>>>>>

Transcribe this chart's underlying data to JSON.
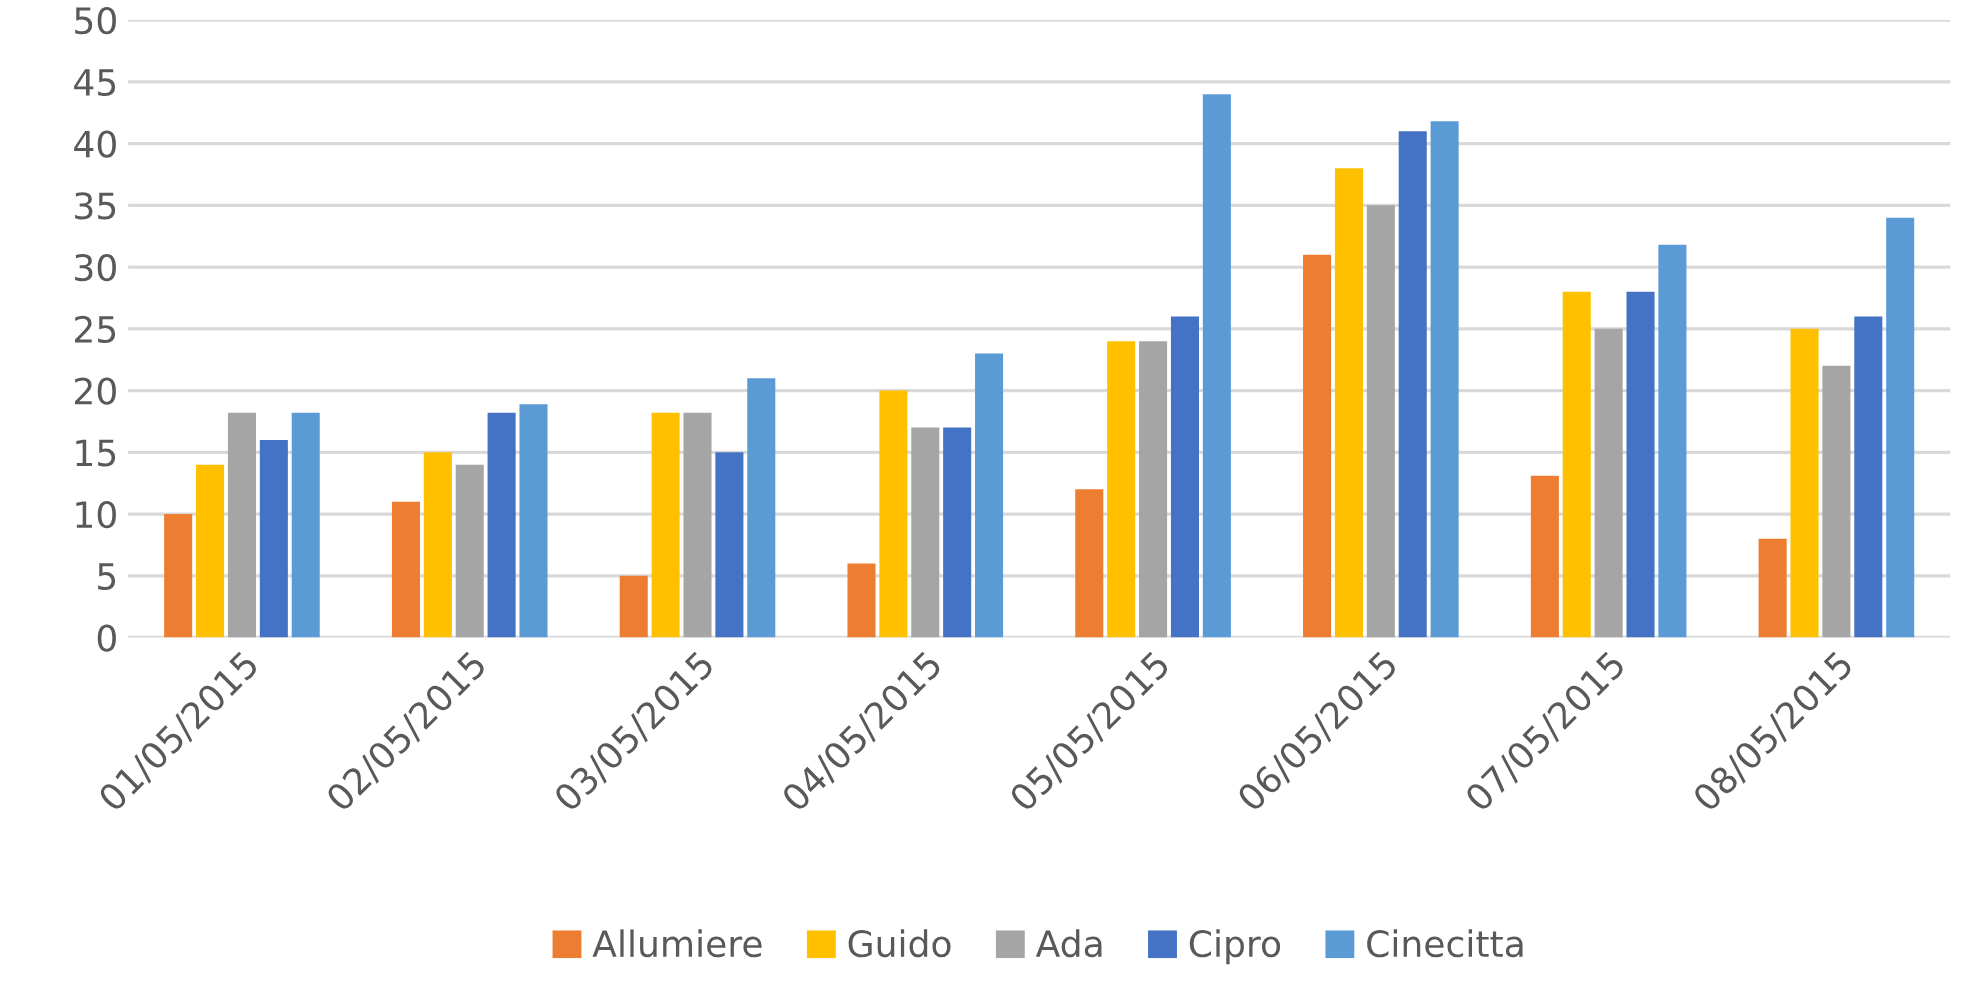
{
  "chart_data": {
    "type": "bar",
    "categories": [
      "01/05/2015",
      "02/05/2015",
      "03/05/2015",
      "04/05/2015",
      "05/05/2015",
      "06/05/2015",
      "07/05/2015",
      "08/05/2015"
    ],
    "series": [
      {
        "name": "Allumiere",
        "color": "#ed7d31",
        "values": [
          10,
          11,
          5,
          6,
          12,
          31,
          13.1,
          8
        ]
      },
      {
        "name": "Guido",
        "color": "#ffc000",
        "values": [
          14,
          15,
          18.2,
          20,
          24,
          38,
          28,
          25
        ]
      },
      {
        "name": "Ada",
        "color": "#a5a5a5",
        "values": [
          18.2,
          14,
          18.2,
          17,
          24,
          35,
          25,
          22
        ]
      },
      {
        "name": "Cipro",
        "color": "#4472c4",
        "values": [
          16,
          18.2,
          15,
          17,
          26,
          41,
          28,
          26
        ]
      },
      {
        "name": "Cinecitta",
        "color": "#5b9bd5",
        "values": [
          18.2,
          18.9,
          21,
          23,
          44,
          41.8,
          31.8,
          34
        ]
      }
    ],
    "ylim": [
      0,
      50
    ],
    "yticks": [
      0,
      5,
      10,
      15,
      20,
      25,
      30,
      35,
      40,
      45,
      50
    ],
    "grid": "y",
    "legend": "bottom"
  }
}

<<<<<
>>>>>

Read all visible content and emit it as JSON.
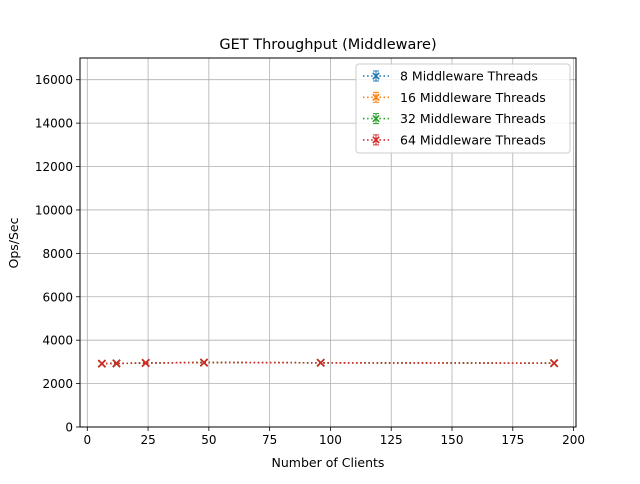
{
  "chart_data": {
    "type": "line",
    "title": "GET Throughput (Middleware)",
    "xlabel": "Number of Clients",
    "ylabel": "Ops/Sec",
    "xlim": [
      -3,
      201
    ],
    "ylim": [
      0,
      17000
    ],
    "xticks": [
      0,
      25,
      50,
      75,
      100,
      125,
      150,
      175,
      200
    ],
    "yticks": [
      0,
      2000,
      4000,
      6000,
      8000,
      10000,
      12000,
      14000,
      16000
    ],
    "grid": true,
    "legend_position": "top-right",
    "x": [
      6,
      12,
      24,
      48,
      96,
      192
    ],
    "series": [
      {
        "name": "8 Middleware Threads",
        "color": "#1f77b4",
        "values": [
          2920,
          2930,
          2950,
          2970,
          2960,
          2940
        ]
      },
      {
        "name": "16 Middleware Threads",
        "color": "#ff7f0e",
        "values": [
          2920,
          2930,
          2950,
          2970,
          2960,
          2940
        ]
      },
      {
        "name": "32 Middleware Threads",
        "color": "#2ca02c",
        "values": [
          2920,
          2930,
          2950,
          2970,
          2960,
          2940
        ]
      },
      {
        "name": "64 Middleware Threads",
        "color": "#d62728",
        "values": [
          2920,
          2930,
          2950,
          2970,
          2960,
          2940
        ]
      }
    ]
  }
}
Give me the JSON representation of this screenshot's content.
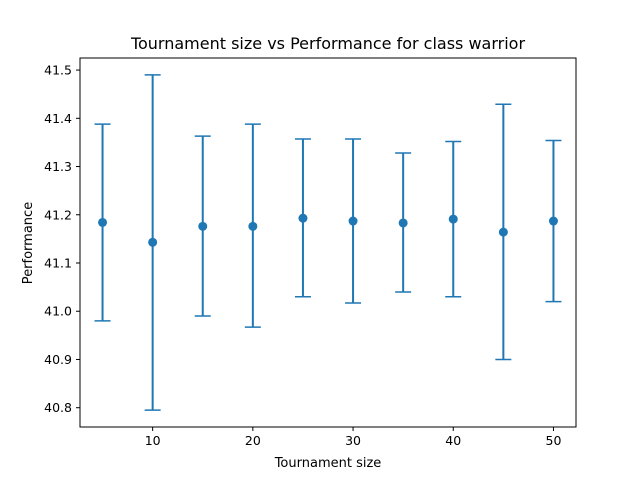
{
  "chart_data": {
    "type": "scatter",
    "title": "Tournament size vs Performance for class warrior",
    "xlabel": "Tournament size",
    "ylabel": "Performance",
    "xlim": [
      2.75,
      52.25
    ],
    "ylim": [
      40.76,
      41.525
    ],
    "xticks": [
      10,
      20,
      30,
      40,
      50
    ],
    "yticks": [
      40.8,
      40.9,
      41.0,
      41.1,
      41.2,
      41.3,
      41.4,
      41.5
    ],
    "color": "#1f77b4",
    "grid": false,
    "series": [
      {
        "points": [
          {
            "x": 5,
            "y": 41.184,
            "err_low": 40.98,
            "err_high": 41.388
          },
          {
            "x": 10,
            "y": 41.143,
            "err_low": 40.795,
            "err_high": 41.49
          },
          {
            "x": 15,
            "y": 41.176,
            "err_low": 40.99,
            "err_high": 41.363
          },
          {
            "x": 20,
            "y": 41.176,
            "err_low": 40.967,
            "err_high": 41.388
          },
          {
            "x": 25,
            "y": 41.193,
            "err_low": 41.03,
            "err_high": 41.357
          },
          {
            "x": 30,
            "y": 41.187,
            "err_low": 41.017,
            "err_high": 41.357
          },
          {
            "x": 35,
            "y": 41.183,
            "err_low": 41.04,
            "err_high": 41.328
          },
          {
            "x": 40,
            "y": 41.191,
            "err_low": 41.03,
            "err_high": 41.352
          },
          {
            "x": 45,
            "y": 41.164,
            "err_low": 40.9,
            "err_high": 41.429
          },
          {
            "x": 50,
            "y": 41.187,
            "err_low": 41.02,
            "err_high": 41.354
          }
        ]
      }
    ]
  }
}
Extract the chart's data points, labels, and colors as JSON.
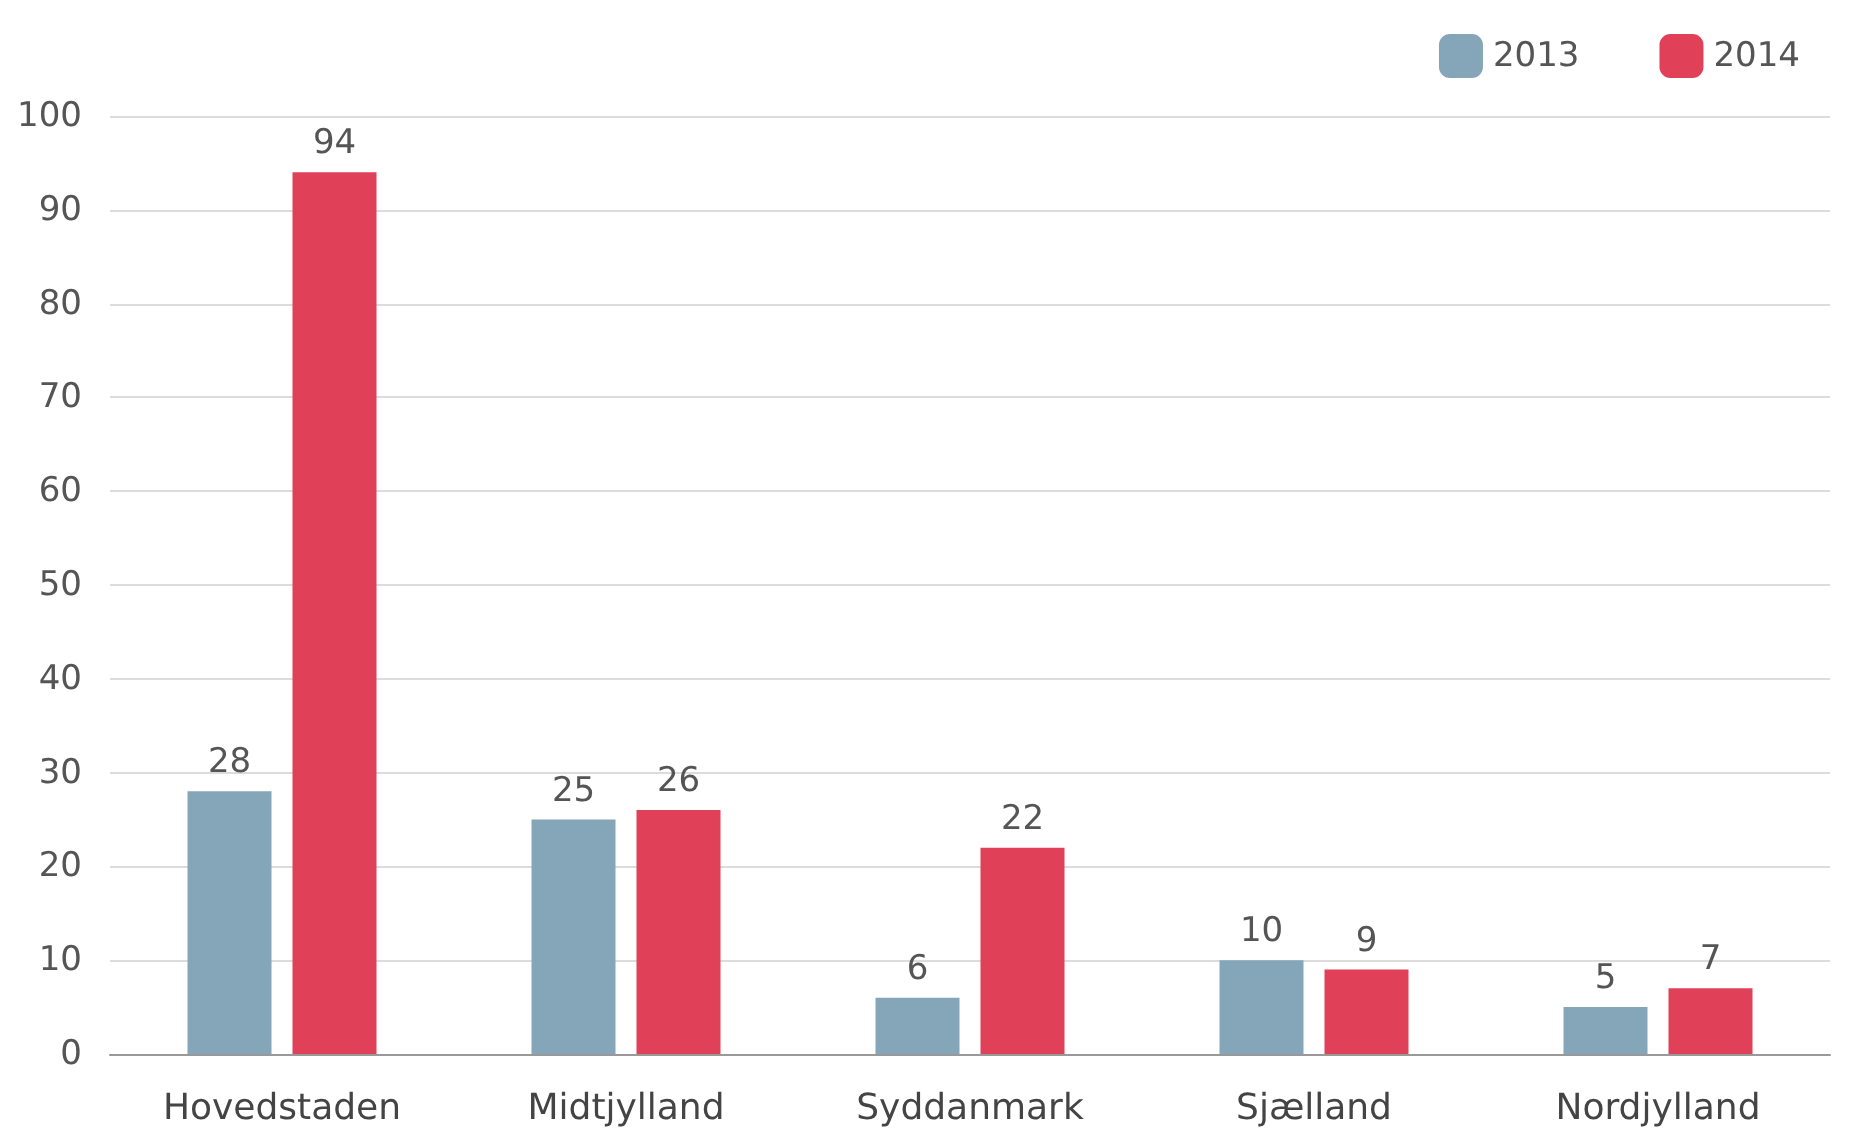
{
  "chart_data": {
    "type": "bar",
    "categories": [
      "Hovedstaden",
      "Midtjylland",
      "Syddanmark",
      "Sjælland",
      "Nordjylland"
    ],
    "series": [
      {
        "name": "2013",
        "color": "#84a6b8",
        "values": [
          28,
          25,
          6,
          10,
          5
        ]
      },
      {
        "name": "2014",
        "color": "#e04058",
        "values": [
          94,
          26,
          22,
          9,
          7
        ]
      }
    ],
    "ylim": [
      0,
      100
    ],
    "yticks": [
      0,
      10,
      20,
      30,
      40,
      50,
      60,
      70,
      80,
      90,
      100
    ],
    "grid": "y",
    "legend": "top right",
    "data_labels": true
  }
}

<<<<<

Pull out all lines from the listing that contain the string "right".

* SOLUTION TO THE EXERCISE
    "legend_position": "top-right",
    "legend": "top right",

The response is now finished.